### Problem to work on
The records below are to be quoted in full; please keep every word exact.

◆ ◆ ◆

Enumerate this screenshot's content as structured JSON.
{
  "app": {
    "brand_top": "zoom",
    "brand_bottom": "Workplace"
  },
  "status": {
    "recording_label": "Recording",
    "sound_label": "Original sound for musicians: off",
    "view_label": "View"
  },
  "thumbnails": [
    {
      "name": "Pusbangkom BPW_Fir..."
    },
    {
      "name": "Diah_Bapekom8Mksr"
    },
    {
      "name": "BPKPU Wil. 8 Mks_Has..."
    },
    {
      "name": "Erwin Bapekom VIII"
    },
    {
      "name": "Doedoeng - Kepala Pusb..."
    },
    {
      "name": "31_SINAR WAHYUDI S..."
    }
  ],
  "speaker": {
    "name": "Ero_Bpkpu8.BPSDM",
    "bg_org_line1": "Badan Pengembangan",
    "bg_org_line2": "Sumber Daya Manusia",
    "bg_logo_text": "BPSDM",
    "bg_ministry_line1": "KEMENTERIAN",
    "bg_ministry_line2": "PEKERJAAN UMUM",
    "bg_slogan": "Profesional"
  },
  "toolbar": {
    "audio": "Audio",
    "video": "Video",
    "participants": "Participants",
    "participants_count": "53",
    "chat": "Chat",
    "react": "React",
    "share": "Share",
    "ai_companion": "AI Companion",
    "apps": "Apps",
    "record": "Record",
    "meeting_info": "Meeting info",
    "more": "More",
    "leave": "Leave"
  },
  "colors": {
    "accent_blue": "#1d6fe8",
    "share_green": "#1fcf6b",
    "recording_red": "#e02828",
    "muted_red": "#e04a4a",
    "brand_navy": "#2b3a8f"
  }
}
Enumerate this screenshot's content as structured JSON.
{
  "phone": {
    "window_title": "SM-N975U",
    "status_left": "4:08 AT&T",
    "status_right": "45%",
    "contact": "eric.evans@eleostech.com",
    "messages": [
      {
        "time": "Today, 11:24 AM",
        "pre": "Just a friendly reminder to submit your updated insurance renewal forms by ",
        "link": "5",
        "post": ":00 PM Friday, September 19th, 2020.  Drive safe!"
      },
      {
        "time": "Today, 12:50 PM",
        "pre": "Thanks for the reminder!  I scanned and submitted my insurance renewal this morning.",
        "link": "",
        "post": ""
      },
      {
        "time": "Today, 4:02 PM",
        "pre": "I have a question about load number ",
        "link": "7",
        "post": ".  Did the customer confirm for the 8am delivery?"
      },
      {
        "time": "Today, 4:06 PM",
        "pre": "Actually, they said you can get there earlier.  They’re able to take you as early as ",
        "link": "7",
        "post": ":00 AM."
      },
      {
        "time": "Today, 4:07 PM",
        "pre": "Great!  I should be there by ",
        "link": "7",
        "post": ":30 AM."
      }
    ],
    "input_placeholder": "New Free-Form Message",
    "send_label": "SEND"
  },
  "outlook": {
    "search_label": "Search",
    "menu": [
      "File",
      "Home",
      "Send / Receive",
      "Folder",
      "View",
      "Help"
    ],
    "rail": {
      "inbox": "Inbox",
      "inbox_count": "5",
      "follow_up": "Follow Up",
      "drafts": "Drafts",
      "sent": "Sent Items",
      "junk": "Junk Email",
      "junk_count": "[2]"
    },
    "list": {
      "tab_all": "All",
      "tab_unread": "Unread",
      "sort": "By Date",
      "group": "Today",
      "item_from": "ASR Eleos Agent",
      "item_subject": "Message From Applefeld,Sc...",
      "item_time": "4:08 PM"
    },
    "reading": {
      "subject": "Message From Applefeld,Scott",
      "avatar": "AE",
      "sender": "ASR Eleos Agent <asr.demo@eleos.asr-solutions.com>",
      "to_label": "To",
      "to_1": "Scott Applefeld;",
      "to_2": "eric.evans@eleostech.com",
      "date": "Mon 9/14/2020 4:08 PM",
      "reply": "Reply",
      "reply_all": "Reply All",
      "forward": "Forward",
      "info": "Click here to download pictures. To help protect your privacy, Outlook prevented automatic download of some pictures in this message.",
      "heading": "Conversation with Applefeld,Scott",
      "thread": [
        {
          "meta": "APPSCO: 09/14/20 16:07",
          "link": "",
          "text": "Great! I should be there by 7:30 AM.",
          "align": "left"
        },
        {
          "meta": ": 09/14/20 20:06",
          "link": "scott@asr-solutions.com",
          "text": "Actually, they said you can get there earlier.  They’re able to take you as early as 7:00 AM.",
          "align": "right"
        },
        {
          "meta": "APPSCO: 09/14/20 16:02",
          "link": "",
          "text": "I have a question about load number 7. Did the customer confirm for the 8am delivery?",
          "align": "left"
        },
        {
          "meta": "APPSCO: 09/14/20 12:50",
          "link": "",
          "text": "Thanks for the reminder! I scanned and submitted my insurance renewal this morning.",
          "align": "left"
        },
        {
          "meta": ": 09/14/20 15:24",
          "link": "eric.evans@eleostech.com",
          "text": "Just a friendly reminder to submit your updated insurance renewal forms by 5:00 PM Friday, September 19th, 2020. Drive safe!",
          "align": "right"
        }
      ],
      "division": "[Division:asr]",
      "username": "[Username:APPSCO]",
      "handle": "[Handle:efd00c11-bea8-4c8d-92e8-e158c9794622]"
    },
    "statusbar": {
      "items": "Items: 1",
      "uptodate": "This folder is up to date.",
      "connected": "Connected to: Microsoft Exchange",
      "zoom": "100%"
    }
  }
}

◆ ◆ ◆

### Full response
Enumerate this screenshot's content as structured JSON.
{
  "app": {
    "brand_top": "zoom",
    "brand_bottom": "Workplace"
  },
  "status": {
    "recording_label": "Recording",
    "sound_label": "Original sound for musicians: off",
    "view_label": "View"
  },
  "thumbnails": [
    {
      "name": "Pusbangkom BPW_Fir..."
    },
    {
      "name": "Diah_Bapekom8Mksr"
    },
    {
      "name": "BPKPU Wil. 8 Mks_Has..."
    },
    {
      "name": "Erwin Bapekom VIII"
    },
    {
      "name": "Doedoeng - Kepala Pusb..."
    },
    {
      "name": "31_SINAR WAHYUDI S..."
    }
  ],
  "speaker": {
    "name": "Ero_Bpkpu8.BPSDM",
    "bg_org_line1": "Badan Pengembangan",
    "bg_org_line2": "Sumber Daya Manusia",
    "bg_logo_text": "BPSDM",
    "bg_ministry_line1": "KEMENTERIAN",
    "bg_ministry_line2": "PEKERJAAN UMUM",
    "bg_slogan": "Profesional"
  },
  "toolbar": {
    "audio": "Audio",
    "video": "Video",
    "participants": "Participants",
    "participants_count": "53",
    "chat": "Chat",
    "react": "React",
    "share": "Share",
    "ai_companion": "AI Companion",
    "apps": "Apps",
    "record": "Record",
    "meeting_info": "Meeting info",
    "more": "More",
    "leave": "Leave"
  },
  "colors": {
    "accent_blue": "#1d6fe8",
    "share_green": "#1fcf6b",
    "recording_red": "#e02828",
    "muted_red": "#e04a4a",
    "brand_navy": "#2b3a8f"
  }
}
Enumerate this screenshot's content as structured JSON.
{
  "phone": {
    "window_title": "SM-N975U",
    "status_left": "4:08 AT&T",
    "status_right": "45%",
    "contact": "eric.evans@eleostech.com",
    "messages": [
      {
        "time": "Today, 11:24 AM",
        "pre": "Just a friendly reminder to submit your updated insurance renewal forms by ",
        "link": "5",
        "post": ":00 PM Friday, September 19th, 2020.  Drive safe!"
      },
      {
        "time": "Today, 12:50 PM",
        "pre": "Thanks for the reminder!  I scanned and submitted my insurance renewal this morning.",
        "link": "",
        "post": ""
      },
      {
        "time": "Today, 4:02 PM",
        "pre": "I have a question about load number ",
        "link": "7",
        "post": ".  Did the customer confirm for the 8am delivery?"
      },
      {
        "time": "Today, 4:06 PM",
        "pre": "Actually, they said you can get there earlier.  They’re able to take you as early as ",
        "link": "7",
        "post": ":00 AM."
      },
      {
        "time": "Today, 4:07 PM",
        "pre": "Great!  I should be there by ",
        "link": "7",
        "post": ":30 AM."
      }
    ],
    "input_placeholder": "New Free-Form Message",
    "send_label": "SEND"
  },
  "outlook": {
    "search_label": "Search",
    "menu": [
      "File",
      "Home",
      "Send / Receive",
      "Folder",
      "View",
      "Help"
    ],
    "rail": {
      "inbox": "Inbox",
      "inbox_count": "5",
      "follow_up": "Follow Up",
      "drafts": "Drafts",
      "sent": "Sent Items",
      "junk": "Junk Email",
      "junk_count": "[2]"
    },
    "list": {
      "tab_all": "All",
      "tab_unread": "Unread",
      "sort": "By Date",
      "group": "Today",
      "item_from": "ASR Eleos Agent",
      "item_subject": "Message From Applefeld,Sc...",
      "item_time": "4:08 PM"
    },
    "reading": {
      "subject": "Message From Applefeld,Scott",
      "avatar": "AE",
      "sender": "ASR Eleos Agent <asr.demo@eleos.asr-solutions.com>",
      "to_label": "To",
      "to_1": "Scott Applefeld;",
      "to_2": "eric.evans@eleostech.com",
      "date": "Mon 9/14/2020 4:08 PM",
      "reply": "Reply",
      "reply_all": "Reply All",
      "forward": "Forward",
      "info": "Click here to download pictures. To help protect your privacy, Outlook prevented automatic download of some pictures in this message.",
      "heading": "Conversation with Applefeld,Scott",
      "thread": [
        {
          "meta": "APPSCO: 09/14/20 16:07",
          "link": "",
          "text": "Great! I should be there by 7:30 AM.",
          "align": "left"
        },
        {
          "meta": ": 09/14/20 20:06",
          "link": "scott@asr-solutions.com",
          "text": "Actually, they said you can get there earlier.  They’re able to take you as early as 7:00 AM.",
          "align": "right"
        },
        {
          "meta": "APPSCO: 09/14/20 16:02",
          "link": "",
          "text": "I have a question about load number 7. Did the customer confirm for the 8am delivery?",
          "align": "left"
        },
        {
          "meta": "APPSCO: 09/14/20 12:50",
          "link": "",
          "text": "Thanks for the reminder! I scanned and submitted my insurance renewal this morning.",
          "align": "left"
        },
        {
          "meta": ": 09/14/20 15:24",
          "link": "eric.evans@eleostech.com",
          "text": "Just a friendly reminder to submit your updated insurance renewal forms by 5:00 PM Friday, September 19th, 2020. Drive safe!",
          "align": "right"
        }
      ],
      "division": "[Division:asr]",
      "username": "[Username:APPSCO]",
      "handle": "[Handle:efd00c11-bea8-4c8d-92e8-e158c9794622]"
    },
    "statusbar": {
      "items": "Items: 1",
      "uptodate": "This folder is up to date.",
      "connected": "Connected to: Microsoft Exchange",
      "zoom": "100%"
    }
  }
}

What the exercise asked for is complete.